Problem description: Substitute "x-axis-label" for each "x-tick-label" in the stretch from the start of the entries through the line containing "x-tick-label: 700Hz xyxy=(265,409,276,438)", and write those lines out again with everything else unchanged.

[Element location data]
_ _ _ _ _

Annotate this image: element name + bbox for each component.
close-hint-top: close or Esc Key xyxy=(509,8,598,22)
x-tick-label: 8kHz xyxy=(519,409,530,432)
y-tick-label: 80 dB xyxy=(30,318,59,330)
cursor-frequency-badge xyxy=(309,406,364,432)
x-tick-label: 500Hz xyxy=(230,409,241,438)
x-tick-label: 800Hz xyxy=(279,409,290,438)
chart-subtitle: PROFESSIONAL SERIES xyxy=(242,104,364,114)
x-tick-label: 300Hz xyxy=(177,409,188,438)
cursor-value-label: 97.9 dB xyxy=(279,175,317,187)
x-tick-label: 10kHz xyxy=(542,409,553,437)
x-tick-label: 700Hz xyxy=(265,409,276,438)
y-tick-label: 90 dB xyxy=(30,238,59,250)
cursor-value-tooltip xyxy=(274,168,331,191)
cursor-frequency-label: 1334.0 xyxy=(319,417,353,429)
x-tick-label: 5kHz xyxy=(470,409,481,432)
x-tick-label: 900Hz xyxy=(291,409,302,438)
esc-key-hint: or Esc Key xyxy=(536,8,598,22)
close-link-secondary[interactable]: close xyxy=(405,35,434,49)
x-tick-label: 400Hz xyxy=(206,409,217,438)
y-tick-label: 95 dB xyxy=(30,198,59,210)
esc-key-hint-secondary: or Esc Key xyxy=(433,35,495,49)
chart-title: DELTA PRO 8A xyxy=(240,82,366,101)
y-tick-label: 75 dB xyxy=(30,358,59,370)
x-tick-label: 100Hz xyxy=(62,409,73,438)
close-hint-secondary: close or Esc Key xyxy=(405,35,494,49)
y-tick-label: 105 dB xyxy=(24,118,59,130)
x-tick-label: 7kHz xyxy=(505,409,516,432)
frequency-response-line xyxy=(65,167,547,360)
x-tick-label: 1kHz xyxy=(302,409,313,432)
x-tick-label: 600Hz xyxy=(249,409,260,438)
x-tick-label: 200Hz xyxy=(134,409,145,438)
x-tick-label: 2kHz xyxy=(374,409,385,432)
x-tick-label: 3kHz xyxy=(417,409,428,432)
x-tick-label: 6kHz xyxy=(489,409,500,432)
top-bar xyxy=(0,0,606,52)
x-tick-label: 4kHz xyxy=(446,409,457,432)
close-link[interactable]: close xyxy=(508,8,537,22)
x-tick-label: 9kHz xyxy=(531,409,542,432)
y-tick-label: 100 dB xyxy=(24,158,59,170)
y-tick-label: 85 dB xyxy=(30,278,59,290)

_ _ _ _ _

Exercise response:
Annotate this image: element name + bbox for each component.
close-hint-top: close or Esc Key xyxy=(509,8,598,22)
x-axis-label: 8kHz xyxy=(519,409,530,432)
y-tick-label: 80 dB xyxy=(30,318,59,330)
cursor-frequency-badge xyxy=(309,406,364,432)
x-axis-label: 500Hz xyxy=(230,409,241,438)
x-axis-label: 800Hz xyxy=(279,409,290,438)
chart-subtitle: PROFESSIONAL SERIES xyxy=(242,104,364,114)
x-axis-label: 300Hz xyxy=(177,409,188,438)
cursor-value-label: 97.9 dB xyxy=(279,175,317,187)
x-axis-label: 10kHz xyxy=(542,409,553,437)
x-axis-label: 700Hz xyxy=(265,409,276,438)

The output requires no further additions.